Stored entries:

----------------------------------------

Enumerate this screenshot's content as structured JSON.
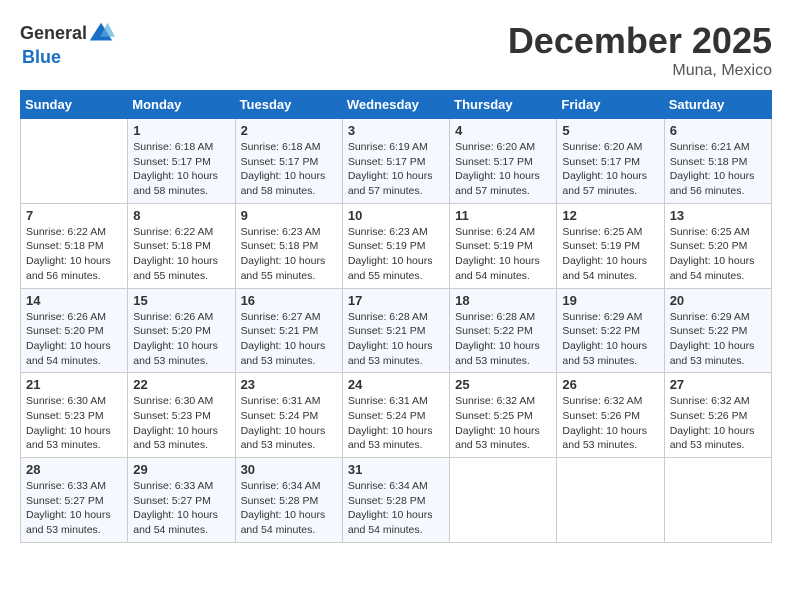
{
  "logo": {
    "general": "General",
    "blue": "Blue"
  },
  "title": "December 2025",
  "location": "Muna, Mexico",
  "days_header": [
    "Sunday",
    "Monday",
    "Tuesday",
    "Wednesday",
    "Thursday",
    "Friday",
    "Saturday"
  ],
  "weeks": [
    [
      {
        "day": "",
        "info": ""
      },
      {
        "day": "1",
        "info": "Sunrise: 6:18 AM\nSunset: 5:17 PM\nDaylight: 10 hours\nand 58 minutes."
      },
      {
        "day": "2",
        "info": "Sunrise: 6:18 AM\nSunset: 5:17 PM\nDaylight: 10 hours\nand 58 minutes."
      },
      {
        "day": "3",
        "info": "Sunrise: 6:19 AM\nSunset: 5:17 PM\nDaylight: 10 hours\nand 57 minutes."
      },
      {
        "day": "4",
        "info": "Sunrise: 6:20 AM\nSunset: 5:17 PM\nDaylight: 10 hours\nand 57 minutes."
      },
      {
        "day": "5",
        "info": "Sunrise: 6:20 AM\nSunset: 5:17 PM\nDaylight: 10 hours\nand 57 minutes."
      },
      {
        "day": "6",
        "info": "Sunrise: 6:21 AM\nSunset: 5:18 PM\nDaylight: 10 hours\nand 56 minutes."
      }
    ],
    [
      {
        "day": "7",
        "info": "Sunrise: 6:22 AM\nSunset: 5:18 PM\nDaylight: 10 hours\nand 56 minutes."
      },
      {
        "day": "8",
        "info": "Sunrise: 6:22 AM\nSunset: 5:18 PM\nDaylight: 10 hours\nand 55 minutes."
      },
      {
        "day": "9",
        "info": "Sunrise: 6:23 AM\nSunset: 5:18 PM\nDaylight: 10 hours\nand 55 minutes."
      },
      {
        "day": "10",
        "info": "Sunrise: 6:23 AM\nSunset: 5:19 PM\nDaylight: 10 hours\nand 55 minutes."
      },
      {
        "day": "11",
        "info": "Sunrise: 6:24 AM\nSunset: 5:19 PM\nDaylight: 10 hours\nand 54 minutes."
      },
      {
        "day": "12",
        "info": "Sunrise: 6:25 AM\nSunset: 5:19 PM\nDaylight: 10 hours\nand 54 minutes."
      },
      {
        "day": "13",
        "info": "Sunrise: 6:25 AM\nSunset: 5:20 PM\nDaylight: 10 hours\nand 54 minutes."
      }
    ],
    [
      {
        "day": "14",
        "info": "Sunrise: 6:26 AM\nSunset: 5:20 PM\nDaylight: 10 hours\nand 54 minutes."
      },
      {
        "day": "15",
        "info": "Sunrise: 6:26 AM\nSunset: 5:20 PM\nDaylight: 10 hours\nand 53 minutes."
      },
      {
        "day": "16",
        "info": "Sunrise: 6:27 AM\nSunset: 5:21 PM\nDaylight: 10 hours\nand 53 minutes."
      },
      {
        "day": "17",
        "info": "Sunrise: 6:28 AM\nSunset: 5:21 PM\nDaylight: 10 hours\nand 53 minutes."
      },
      {
        "day": "18",
        "info": "Sunrise: 6:28 AM\nSunset: 5:22 PM\nDaylight: 10 hours\nand 53 minutes."
      },
      {
        "day": "19",
        "info": "Sunrise: 6:29 AM\nSunset: 5:22 PM\nDaylight: 10 hours\nand 53 minutes."
      },
      {
        "day": "20",
        "info": "Sunrise: 6:29 AM\nSunset: 5:22 PM\nDaylight: 10 hours\nand 53 minutes."
      }
    ],
    [
      {
        "day": "21",
        "info": "Sunrise: 6:30 AM\nSunset: 5:23 PM\nDaylight: 10 hours\nand 53 minutes."
      },
      {
        "day": "22",
        "info": "Sunrise: 6:30 AM\nSunset: 5:23 PM\nDaylight: 10 hours\nand 53 minutes."
      },
      {
        "day": "23",
        "info": "Sunrise: 6:31 AM\nSunset: 5:24 PM\nDaylight: 10 hours\nand 53 minutes."
      },
      {
        "day": "24",
        "info": "Sunrise: 6:31 AM\nSunset: 5:24 PM\nDaylight: 10 hours\nand 53 minutes."
      },
      {
        "day": "25",
        "info": "Sunrise: 6:32 AM\nSunset: 5:25 PM\nDaylight: 10 hours\nand 53 minutes."
      },
      {
        "day": "26",
        "info": "Sunrise: 6:32 AM\nSunset: 5:26 PM\nDaylight: 10 hours\nand 53 minutes."
      },
      {
        "day": "27",
        "info": "Sunrise: 6:32 AM\nSunset: 5:26 PM\nDaylight: 10 hours\nand 53 minutes."
      }
    ],
    [
      {
        "day": "28",
        "info": "Sunrise: 6:33 AM\nSunset: 5:27 PM\nDaylight: 10 hours\nand 53 minutes."
      },
      {
        "day": "29",
        "info": "Sunrise: 6:33 AM\nSunset: 5:27 PM\nDaylight: 10 hours\nand 54 minutes."
      },
      {
        "day": "30",
        "info": "Sunrise: 6:34 AM\nSunset: 5:28 PM\nDaylight: 10 hours\nand 54 minutes."
      },
      {
        "day": "31",
        "info": "Sunrise: 6:34 AM\nSunset: 5:28 PM\nDaylight: 10 hours\nand 54 minutes."
      },
      {
        "day": "",
        "info": ""
      },
      {
        "day": "",
        "info": ""
      },
      {
        "day": "",
        "info": ""
      }
    ]
  ]
}
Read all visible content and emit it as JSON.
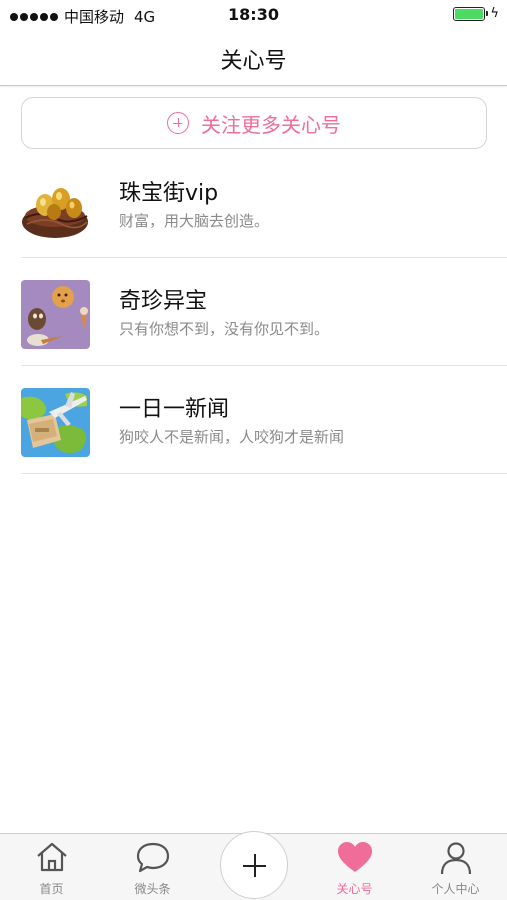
{
  "status_bar": {
    "carrier": "中国移动",
    "network": "4G",
    "time": "18:30",
    "battery_percent": 100
  },
  "nav": {
    "title": "关心号"
  },
  "follow_more": {
    "label": "关注更多关心号",
    "icon": "plus-circle-icon"
  },
  "accounts": [
    {
      "title": "珠宝街vip",
      "desc": "财富，用大脑去创造。",
      "thumb": "gold-eggs-nest"
    },
    {
      "title": "奇珍异宝",
      "desc": "只有你想不到，没有你见不到。",
      "thumb": "food-creatures-purple"
    },
    {
      "title": "一日一新闻",
      "desc": "狗咬人不是新闻，人咬狗才是新闻",
      "thumb": "plane-over-map"
    }
  ],
  "tabs": [
    {
      "label": "首页",
      "icon": "home-icon"
    },
    {
      "label": "微头条",
      "icon": "chat-bubble-icon"
    },
    {
      "label": "",
      "icon": "plus-icon"
    },
    {
      "label": "关心号",
      "icon": "heart-icon",
      "active": true
    },
    {
      "label": "个人中心",
      "icon": "person-icon"
    }
  ],
  "colors": {
    "accent": "#f06d99",
    "battery": "#4cd964",
    "muted_text": "#8a8a8a"
  }
}
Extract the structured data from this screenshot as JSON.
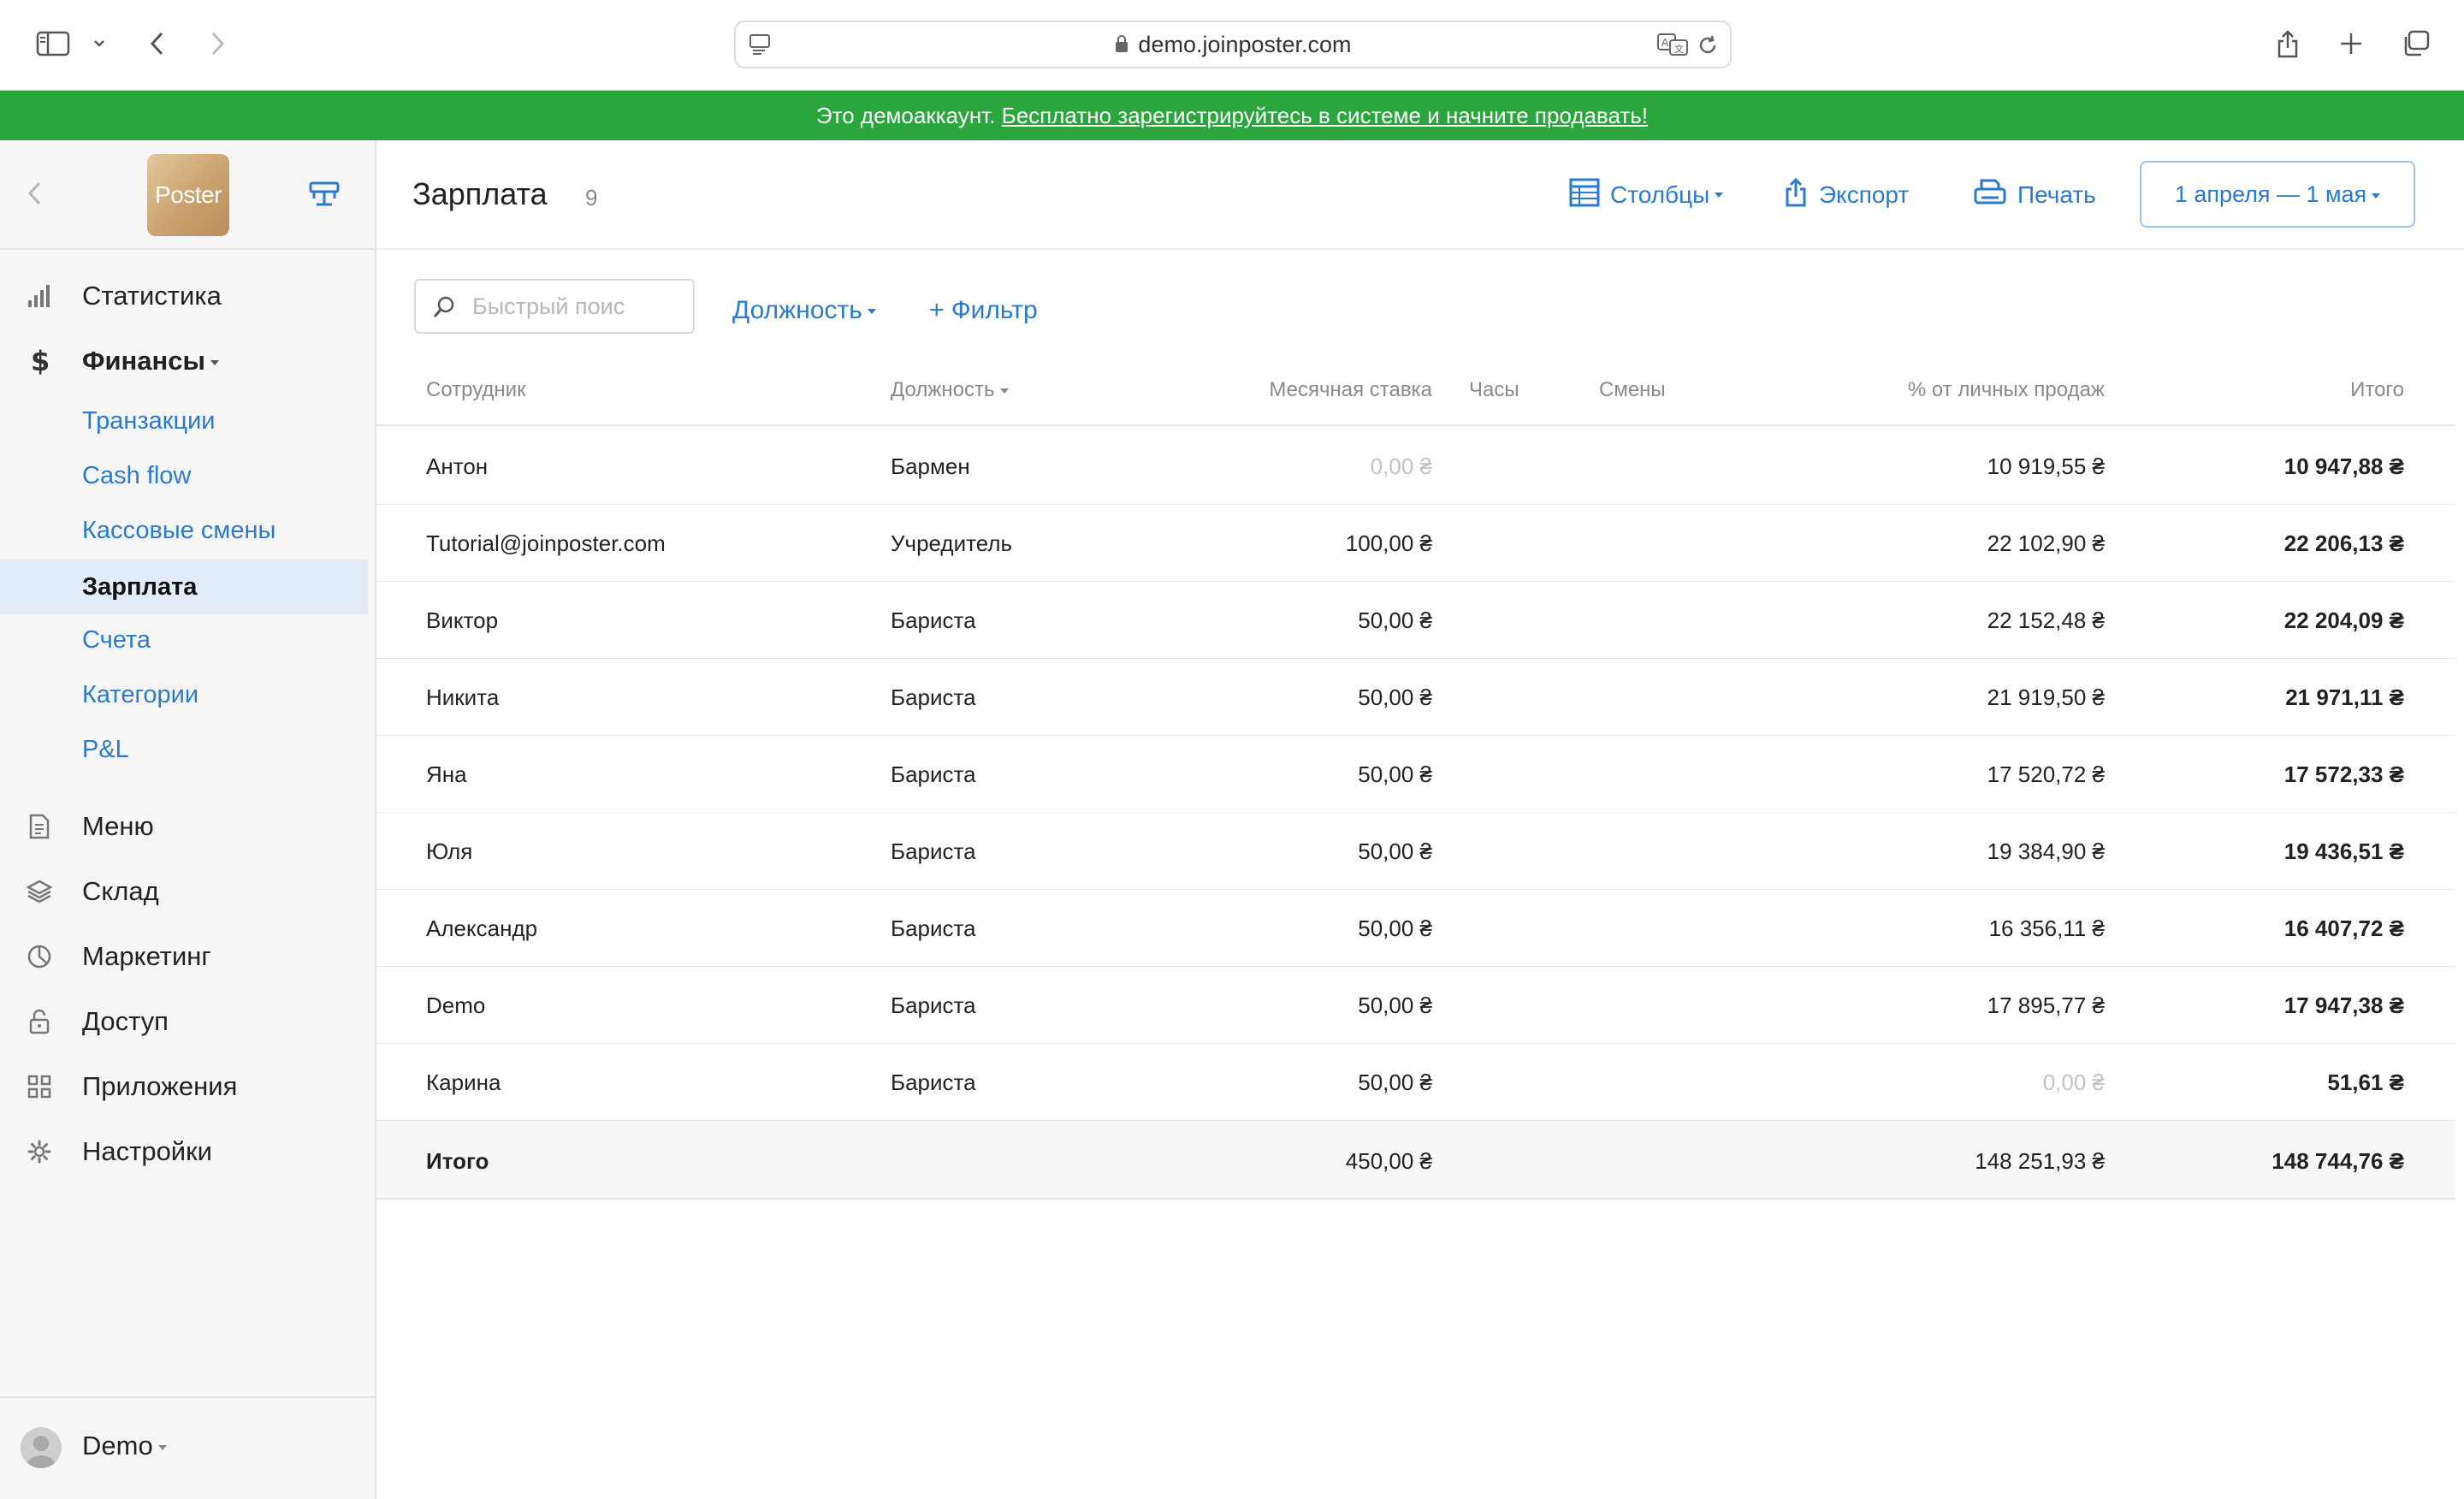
{
  "browser": {
    "url": "demo.joinposter.com"
  },
  "banner": {
    "text": "Это демоаккаунт. ",
    "link": "Бесплатно зарегистрируйтесь в системе и начните продавать!"
  },
  "sidebar": {
    "logo_text": "Poster",
    "nav": {
      "statistics": "Статистика",
      "finance": "Финансы",
      "finance_sub": [
        "Транзакции",
        "Cash flow",
        "Кассовые смены",
        "Зарплата",
        "Счета",
        "Категории",
        "P&L"
      ],
      "menu": "Меню",
      "warehouse": "Склад",
      "marketing": "Маркетинг",
      "access": "Доступ",
      "apps": "Приложения",
      "settings": "Настройки"
    },
    "user": "Demo"
  },
  "header": {
    "title": "Зарплата",
    "count": "9",
    "columns_btn": "Столбцы",
    "export_btn": "Экспорт",
    "print_btn": "Печать",
    "date_range": "1 апреля — 1 мая"
  },
  "toolbar": {
    "search_placeholder": "Быстрый поис",
    "position_filter": "Должность",
    "add_filter": "+ Фильтр"
  },
  "table": {
    "columns": {
      "employee": "Сотрудник",
      "position": "Должность",
      "monthly_rate": "Месячная ставка",
      "hours": "Часы",
      "shifts": "Смены",
      "sales_pct": "% от личных продаж",
      "total": "Итого"
    },
    "rows": [
      {
        "name": "Антон",
        "position": "Бармен",
        "rate": "0,00 ₴",
        "pct": "10 919,55 ₴",
        "total": "10 947,88 ₴"
      },
      {
        "name": "Tutorial@joinposter.com",
        "position": "Учредитель",
        "rate": "100,00 ₴",
        "pct": "22 102,90 ₴",
        "total": "22 206,13 ₴"
      },
      {
        "name": "Виктор",
        "position": "Бариста",
        "rate": "50,00 ₴",
        "pct": "22 152,48 ₴",
        "total": "22 204,09 ₴"
      },
      {
        "name": "Никита",
        "position": "Бариста",
        "rate": "50,00 ₴",
        "pct": "21 919,50 ₴",
        "total": "21 971,11 ₴"
      },
      {
        "name": "Яна",
        "position": "Бариста",
        "rate": "50,00 ₴",
        "pct": "17 520,72 ₴",
        "total": "17 572,33 ₴"
      },
      {
        "name": "Юля",
        "position": "Бариста",
        "rate": "50,00 ₴",
        "pct": "19 384,90 ₴",
        "total": "19 436,51 ₴"
      },
      {
        "name": "Александр",
        "position": "Бариста",
        "rate": "50,00 ₴",
        "pct": "16 356,11 ₴",
        "total": "16 407,72 ₴"
      },
      {
        "name": "Demo",
        "position": "Бариста",
        "rate": "50,00 ₴",
        "pct": "17 895,77 ₴",
        "total": "17 947,38 ₴"
      },
      {
        "name": "Карина",
        "position": "Бариста",
        "rate": "50,00 ₴",
        "pct": "0,00 ₴",
        "total": "51,61 ₴"
      }
    ],
    "totals": {
      "label": "Итого",
      "rate": "450,00 ₴",
      "pct": "148 251,93 ₴",
      "total": "148 744,76 ₴"
    }
  },
  "colors": {
    "accent": "#2a7ad1",
    "banner": "#2aa63d",
    "active_nav_bg": "#e1ecf8"
  }
}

----------------------------------------

:: Set exercise ::
Lines containing the string "desc" are to be selected and copied.

:: Final result ::
      "desc": "财富，用大脑去创造。",
      "desc": "只有你想不到，没有你见不到。",
      "desc": "狗咬人不是新闻，人咬狗才是新闻",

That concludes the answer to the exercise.